┌─ Information
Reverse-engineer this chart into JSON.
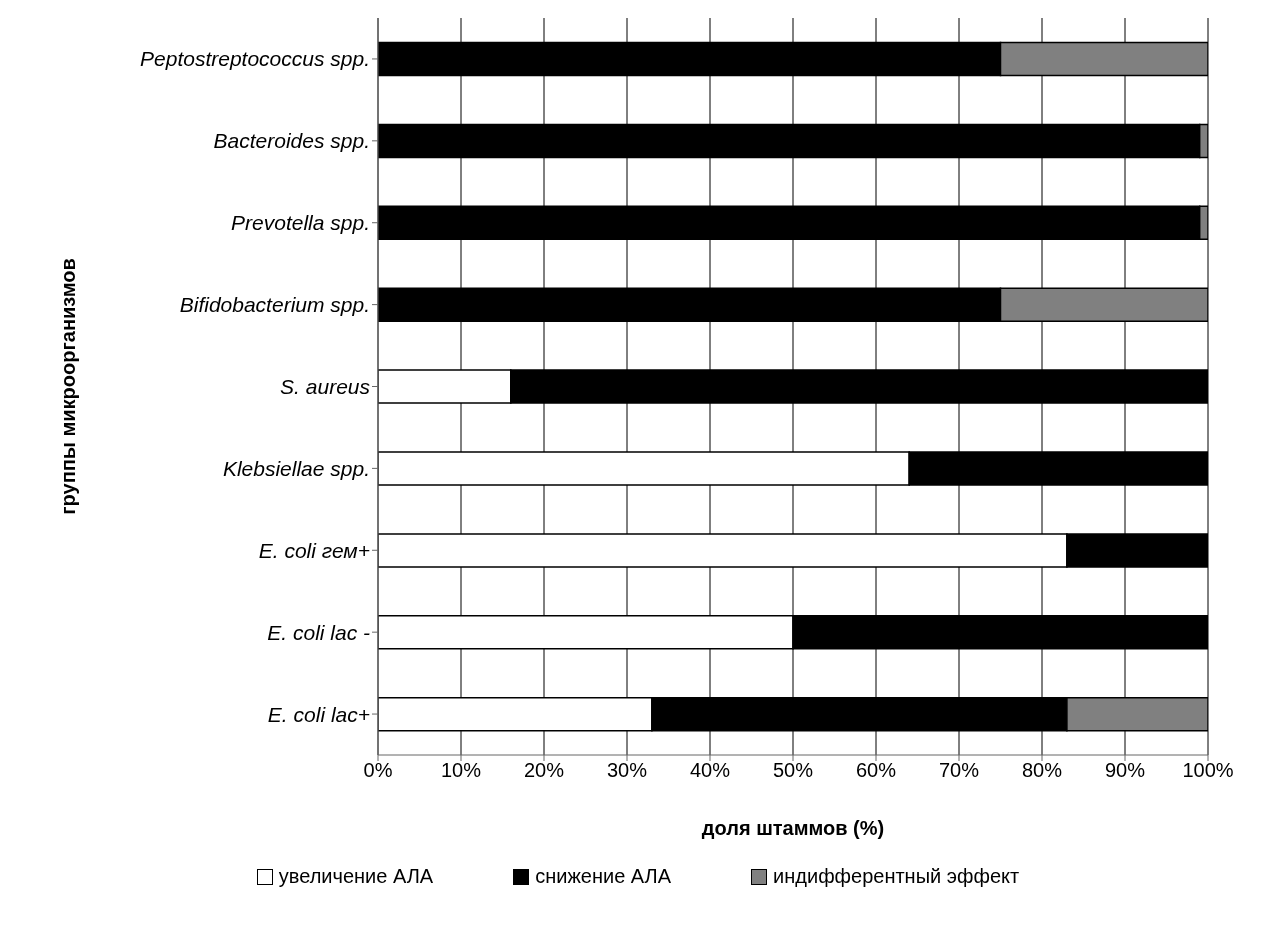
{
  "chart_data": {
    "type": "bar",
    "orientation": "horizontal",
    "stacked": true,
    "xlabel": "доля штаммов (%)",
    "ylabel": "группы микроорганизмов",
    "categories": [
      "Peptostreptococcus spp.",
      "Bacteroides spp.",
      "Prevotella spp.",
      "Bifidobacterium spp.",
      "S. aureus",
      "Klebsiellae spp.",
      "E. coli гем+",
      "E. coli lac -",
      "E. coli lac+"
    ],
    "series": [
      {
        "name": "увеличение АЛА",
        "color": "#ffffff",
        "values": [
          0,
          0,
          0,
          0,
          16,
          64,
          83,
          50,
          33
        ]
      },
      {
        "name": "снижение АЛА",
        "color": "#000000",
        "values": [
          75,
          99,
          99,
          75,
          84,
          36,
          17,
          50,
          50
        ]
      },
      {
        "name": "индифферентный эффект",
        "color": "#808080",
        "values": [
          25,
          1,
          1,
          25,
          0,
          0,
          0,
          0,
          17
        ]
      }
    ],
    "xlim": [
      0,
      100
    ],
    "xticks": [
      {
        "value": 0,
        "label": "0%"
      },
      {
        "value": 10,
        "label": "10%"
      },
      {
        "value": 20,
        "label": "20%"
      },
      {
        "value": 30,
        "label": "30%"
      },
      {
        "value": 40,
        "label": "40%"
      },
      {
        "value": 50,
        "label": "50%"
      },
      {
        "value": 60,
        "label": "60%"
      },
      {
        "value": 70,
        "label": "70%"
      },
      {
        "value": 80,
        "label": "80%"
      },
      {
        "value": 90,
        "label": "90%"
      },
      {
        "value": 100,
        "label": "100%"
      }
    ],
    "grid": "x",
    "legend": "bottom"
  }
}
└─
[What to produce] Please give the number of lines above containing "color" and nothing else.

[Exercise answer] 3